* [GIVEN EXERCISE] Output all the entries word for word. Omit the pictures.

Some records
— begin —

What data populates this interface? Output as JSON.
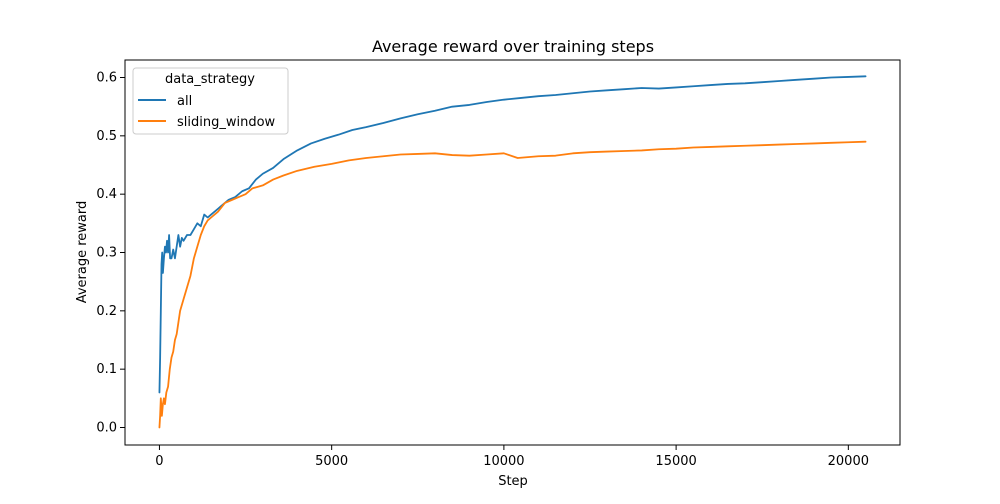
{
  "chart_data": {
    "type": "line",
    "title": "Average reward over training steps",
    "xlabel": "Step",
    "ylabel": "Average reward",
    "xlim": [
      -1000,
      21500
    ],
    "ylim": [
      -0.03,
      0.63
    ],
    "x_ticks": [
      0,
      5000,
      10000,
      15000,
      20000
    ],
    "x_tick_labels": [
      "0",
      "5000",
      "10000",
      "15000",
      "20000"
    ],
    "y_ticks": [
      0.0,
      0.1,
      0.2,
      0.3,
      0.4,
      0.5,
      0.6
    ],
    "y_tick_labels": [
      "0.0",
      "0.1",
      "0.2",
      "0.3",
      "0.4",
      "0.5",
      "0.6"
    ],
    "grid": false,
    "legend": {
      "title": "data_strategy",
      "placement": "top-left"
    },
    "series": [
      {
        "name": "all",
        "color": "#1f77b4",
        "points": [
          [
            0,
            0.06
          ],
          [
            20,
            0.12
          ],
          [
            40,
            0.2
          ],
          [
            60,
            0.28
          ],
          [
            80,
            0.3
          ],
          [
            100,
            0.265
          ],
          [
            130,
            0.29
          ],
          [
            160,
            0.31
          ],
          [
            190,
            0.3
          ],
          [
            220,
            0.32
          ],
          [
            250,
            0.3
          ],
          [
            280,
            0.33
          ],
          [
            310,
            0.29
          ],
          [
            350,
            0.29
          ],
          [
            400,
            0.305
          ],
          [
            450,
            0.29
          ],
          [
            500,
            0.31
          ],
          [
            550,
            0.33
          ],
          [
            600,
            0.31
          ],
          [
            650,
            0.325
          ],
          [
            700,
            0.32
          ],
          [
            800,
            0.33
          ],
          [
            900,
            0.33
          ],
          [
            1000,
            0.34
          ],
          [
            1100,
            0.35
          ],
          [
            1200,
            0.345
          ],
          [
            1300,
            0.365
          ],
          [
            1400,
            0.36
          ],
          [
            1500,
            0.365
          ],
          [
            1600,
            0.37
          ],
          [
            1700,
            0.375
          ],
          [
            1800,
            0.38
          ],
          [
            2000,
            0.39
          ],
          [
            2200,
            0.395
          ],
          [
            2400,
            0.405
          ],
          [
            2600,
            0.41
          ],
          [
            2800,
            0.425
          ],
          [
            3000,
            0.435
          ],
          [
            3300,
            0.445
          ],
          [
            3600,
            0.46
          ],
          [
            4000,
            0.475
          ],
          [
            4400,
            0.487
          ],
          [
            4800,
            0.495
          ],
          [
            5200,
            0.502
          ],
          [
            5600,
            0.51
          ],
          [
            6000,
            0.515
          ],
          [
            6500,
            0.522
          ],
          [
            7000,
            0.53
          ],
          [
            7500,
            0.537
          ],
          [
            8000,
            0.543
          ],
          [
            8500,
            0.55
          ],
          [
            9000,
            0.553
          ],
          [
            9500,
            0.558
          ],
          [
            10000,
            0.562
          ],
          [
            10500,
            0.565
          ],
          [
            11000,
            0.568
          ],
          [
            11500,
            0.57
          ],
          [
            12000,
            0.573
          ],
          [
            12500,
            0.576
          ],
          [
            13000,
            0.578
          ],
          [
            13500,
            0.58
          ],
          [
            14000,
            0.582
          ],
          [
            14500,
            0.581
          ],
          [
            15000,
            0.583
          ],
          [
            15500,
            0.585
          ],
          [
            16000,
            0.587
          ],
          [
            16500,
            0.589
          ],
          [
            17000,
            0.59
          ],
          [
            17500,
            0.592
          ],
          [
            18000,
            0.594
          ],
          [
            18500,
            0.596
          ],
          [
            19000,
            0.598
          ],
          [
            19500,
            0.6
          ],
          [
            20000,
            0.601
          ],
          [
            20500,
            0.602
          ]
        ]
      },
      {
        "name": "sliding_window",
        "color": "#ff7f0e",
        "points": [
          [
            0,
            0.0
          ],
          [
            20,
            0.02
          ],
          [
            40,
            0.05
          ],
          [
            70,
            0.02
          ],
          [
            100,
            0.04
          ],
          [
            130,
            0.05
          ],
          [
            160,
            0.04
          ],
          [
            200,
            0.06
          ],
          [
            250,
            0.07
          ],
          [
            300,
            0.1
          ],
          [
            350,
            0.12
          ],
          [
            400,
            0.13
          ],
          [
            450,
            0.15
          ],
          [
            500,
            0.16
          ],
          [
            550,
            0.18
          ],
          [
            600,
            0.2
          ],
          [
            700,
            0.22
          ],
          [
            800,
            0.24
          ],
          [
            900,
            0.26
          ],
          [
            1000,
            0.29
          ],
          [
            1100,
            0.31
          ],
          [
            1200,
            0.33
          ],
          [
            1300,
            0.345
          ],
          [
            1400,
            0.355
          ],
          [
            1500,
            0.36
          ],
          [
            1700,
            0.37
          ],
          [
            1900,
            0.385
          ],
          [
            2100,
            0.39
          ],
          [
            2300,
            0.395
          ],
          [
            2500,
            0.4
          ],
          [
            2700,
            0.41
          ],
          [
            3000,
            0.415
          ],
          [
            3300,
            0.425
          ],
          [
            3600,
            0.432
          ],
          [
            4000,
            0.44
          ],
          [
            4500,
            0.447
          ],
          [
            5000,
            0.452
          ],
          [
            5500,
            0.458
          ],
          [
            6000,
            0.462
          ],
          [
            6500,
            0.465
          ],
          [
            7000,
            0.468
          ],
          [
            7500,
            0.469
          ],
          [
            8000,
            0.47
          ],
          [
            8500,
            0.467
          ],
          [
            9000,
            0.466
          ],
          [
            9500,
            0.468
          ],
          [
            10000,
            0.47
          ],
          [
            10400,
            0.462
          ],
          [
            11000,
            0.465
          ],
          [
            11500,
            0.466
          ],
          [
            12000,
            0.47
          ],
          [
            12500,
            0.472
          ],
          [
            13000,
            0.473
          ],
          [
            13500,
            0.474
          ],
          [
            14000,
            0.475
          ],
          [
            14500,
            0.477
          ],
          [
            15000,
            0.478
          ],
          [
            15500,
            0.48
          ],
          [
            16000,
            0.481
          ],
          [
            16500,
            0.482
          ],
          [
            17000,
            0.483
          ],
          [
            17500,
            0.484
          ],
          [
            18000,
            0.485
          ],
          [
            18500,
            0.486
          ],
          [
            19000,
            0.487
          ],
          [
            19500,
            0.488
          ],
          [
            20000,
            0.489
          ],
          [
            20500,
            0.49
          ]
        ]
      }
    ]
  }
}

— end —

* [SOLUTION FOR THIS PROBLEM]
What data populates this interface? Output as JSON.
{
  "chart_data": {
    "type": "line",
    "title": "Average reward over training steps",
    "xlabel": "Step",
    "ylabel": "Average reward",
    "xlim": [
      -1000,
      21500
    ],
    "ylim": [
      -0.03,
      0.63
    ],
    "x_ticks": [
      0,
      5000,
      10000,
      15000,
      20000
    ],
    "x_tick_labels": [
      "0",
      "5000",
      "10000",
      "15000",
      "20000"
    ],
    "y_ticks": [
      0.0,
      0.1,
      0.2,
      0.3,
      0.4,
      0.5,
      0.6
    ],
    "y_tick_labels": [
      "0.0",
      "0.1",
      "0.2",
      "0.3",
      "0.4",
      "0.5",
      "0.6"
    ],
    "grid": false,
    "legend": {
      "title": "data_strategy",
      "placement": "top-left"
    },
    "series": [
      {
        "name": "all",
        "color": "#1f77b4",
        "points": [
          [
            0,
            0.06
          ],
          [
            20,
            0.12
          ],
          [
            40,
            0.2
          ],
          [
            60,
            0.28
          ],
          [
            80,
            0.3
          ],
          [
            100,
            0.265
          ],
          [
            130,
            0.29
          ],
          [
            160,
            0.31
          ],
          [
            190,
            0.3
          ],
          [
            220,
            0.32
          ],
          [
            250,
            0.3
          ],
          [
            280,
            0.33
          ],
          [
            310,
            0.29
          ],
          [
            350,
            0.29
          ],
          [
            400,
            0.305
          ],
          [
            450,
            0.29
          ],
          [
            500,
            0.31
          ],
          [
            550,
            0.33
          ],
          [
            600,
            0.31
          ],
          [
            650,
            0.325
          ],
          [
            700,
            0.32
          ],
          [
            800,
            0.33
          ],
          [
            900,
            0.33
          ],
          [
            1000,
            0.34
          ],
          [
            1100,
            0.35
          ],
          [
            1200,
            0.345
          ],
          [
            1300,
            0.365
          ],
          [
            1400,
            0.36
          ],
          [
            1500,
            0.365
          ],
          [
            1600,
            0.37
          ],
          [
            1700,
            0.375
          ],
          [
            1800,
            0.38
          ],
          [
            2000,
            0.39
          ],
          [
            2200,
            0.395
          ],
          [
            2400,
            0.405
          ],
          [
            2600,
            0.41
          ],
          [
            2800,
            0.425
          ],
          [
            3000,
            0.435
          ],
          [
            3300,
            0.445
          ],
          [
            3600,
            0.46
          ],
          [
            4000,
            0.475
          ],
          [
            4400,
            0.487
          ],
          [
            4800,
            0.495
          ],
          [
            5200,
            0.502
          ],
          [
            5600,
            0.51
          ],
          [
            6000,
            0.515
          ],
          [
            6500,
            0.522
          ],
          [
            7000,
            0.53
          ],
          [
            7500,
            0.537
          ],
          [
            8000,
            0.543
          ],
          [
            8500,
            0.55
          ],
          [
            9000,
            0.553
          ],
          [
            9500,
            0.558
          ],
          [
            10000,
            0.562
          ],
          [
            10500,
            0.565
          ],
          [
            11000,
            0.568
          ],
          [
            11500,
            0.57
          ],
          [
            12000,
            0.573
          ],
          [
            12500,
            0.576
          ],
          [
            13000,
            0.578
          ],
          [
            13500,
            0.58
          ],
          [
            14000,
            0.582
          ],
          [
            14500,
            0.581
          ],
          [
            15000,
            0.583
          ],
          [
            15500,
            0.585
          ],
          [
            16000,
            0.587
          ],
          [
            16500,
            0.589
          ],
          [
            17000,
            0.59
          ],
          [
            17500,
            0.592
          ],
          [
            18000,
            0.594
          ],
          [
            18500,
            0.596
          ],
          [
            19000,
            0.598
          ],
          [
            19500,
            0.6
          ],
          [
            20000,
            0.601
          ],
          [
            20500,
            0.602
          ]
        ]
      },
      {
        "name": "sliding_window",
        "color": "#ff7f0e",
        "points": [
          [
            0,
            0.0
          ],
          [
            20,
            0.02
          ],
          [
            40,
            0.05
          ],
          [
            70,
            0.02
          ],
          [
            100,
            0.04
          ],
          [
            130,
            0.05
          ],
          [
            160,
            0.04
          ],
          [
            200,
            0.06
          ],
          [
            250,
            0.07
          ],
          [
            300,
            0.1
          ],
          [
            350,
            0.12
          ],
          [
            400,
            0.13
          ],
          [
            450,
            0.15
          ],
          [
            500,
            0.16
          ],
          [
            550,
            0.18
          ],
          [
            600,
            0.2
          ],
          [
            700,
            0.22
          ],
          [
            800,
            0.24
          ],
          [
            900,
            0.26
          ],
          [
            1000,
            0.29
          ],
          [
            1100,
            0.31
          ],
          [
            1200,
            0.33
          ],
          [
            1300,
            0.345
          ],
          [
            1400,
            0.355
          ],
          [
            1500,
            0.36
          ],
          [
            1700,
            0.37
          ],
          [
            1900,
            0.385
          ],
          [
            2100,
            0.39
          ],
          [
            2300,
            0.395
          ],
          [
            2500,
            0.4
          ],
          [
            2700,
            0.41
          ],
          [
            3000,
            0.415
          ],
          [
            3300,
            0.425
          ],
          [
            3600,
            0.432
          ],
          [
            4000,
            0.44
          ],
          [
            4500,
            0.447
          ],
          [
            5000,
            0.452
          ],
          [
            5500,
            0.458
          ],
          [
            6000,
            0.462
          ],
          [
            6500,
            0.465
          ],
          [
            7000,
            0.468
          ],
          [
            7500,
            0.469
          ],
          [
            8000,
            0.47
          ],
          [
            8500,
            0.467
          ],
          [
            9000,
            0.466
          ],
          [
            9500,
            0.468
          ],
          [
            10000,
            0.47
          ],
          [
            10400,
            0.462
          ],
          [
            11000,
            0.465
          ],
          [
            11500,
            0.466
          ],
          [
            12000,
            0.47
          ],
          [
            12500,
            0.472
          ],
          [
            13000,
            0.473
          ],
          [
            13500,
            0.474
          ],
          [
            14000,
            0.475
          ],
          [
            14500,
            0.477
          ],
          [
            15000,
            0.478
          ],
          [
            15500,
            0.48
          ],
          [
            16000,
            0.481
          ],
          [
            16500,
            0.482
          ],
          [
            17000,
            0.483
          ],
          [
            17500,
            0.484
          ],
          [
            18000,
            0.485
          ],
          [
            18500,
            0.486
          ],
          [
            19000,
            0.487
          ],
          [
            19500,
            0.488
          ],
          [
            20000,
            0.489
          ],
          [
            20500,
            0.49
          ]
        ]
      }
    ]
  }
}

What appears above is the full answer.